* **Problem statement**
Entries follow. Set all of them down as they stand.

* **Material for this exercise**

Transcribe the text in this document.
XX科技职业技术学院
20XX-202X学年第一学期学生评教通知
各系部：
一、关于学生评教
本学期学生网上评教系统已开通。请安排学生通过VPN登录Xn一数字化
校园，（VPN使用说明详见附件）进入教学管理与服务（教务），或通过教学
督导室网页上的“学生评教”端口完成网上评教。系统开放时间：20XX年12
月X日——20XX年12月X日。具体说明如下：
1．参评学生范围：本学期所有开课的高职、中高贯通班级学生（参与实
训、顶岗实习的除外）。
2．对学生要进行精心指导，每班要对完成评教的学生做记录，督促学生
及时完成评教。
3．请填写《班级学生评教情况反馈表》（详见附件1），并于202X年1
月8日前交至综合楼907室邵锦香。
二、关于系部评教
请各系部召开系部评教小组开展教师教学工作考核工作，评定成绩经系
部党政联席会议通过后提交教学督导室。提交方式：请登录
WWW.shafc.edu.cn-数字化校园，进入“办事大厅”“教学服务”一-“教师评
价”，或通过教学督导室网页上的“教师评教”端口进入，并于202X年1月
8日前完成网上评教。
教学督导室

* **Problem solution**
Transcribe the text in this document.
XX科技职业技术学院
20XX-202X学年第一学期学生评教通知
各系部：
一、关于学生评教
本学期学生网上评教系统已开通。请安排学生通过VPN登录Xn一数字化
校园，（VPN使用说明详见附件）进入教学管理与服务（教务），或通过教学
督导室网页上的“学生评教”端口完成网上评教。系统开放时间：20XX年12
月X日——20XX年12月X日。具体说明如下：
1．参评学生范围：本学期所有开课的高职、中高贯通班级学生（参与实
训、顶岗实习的除外）。
2．对学生要进行精心指导，每班要对完成评教的学生做记录，督促学生
及时完成评教。
3．请填写《班级学生评教情况反馈表》（详见附件1），并于202X年1
月8日前交至综合楼907室邵锦香。
二、关于系部评教
请各系部召开系部评教小组开展教师教学工作考核工作，评定成绩经系
部党政联席会议通过后提交教学督导室。提交方式：请登录
WWW.shafc.edu.cn-数字化校园，进入“办事大厅”“教学服务”一-“教师评
价”，或通过教学督导室网页上的“教师评教”端口进入，并于202X年1月
8日前完成网上评教。
教学督导室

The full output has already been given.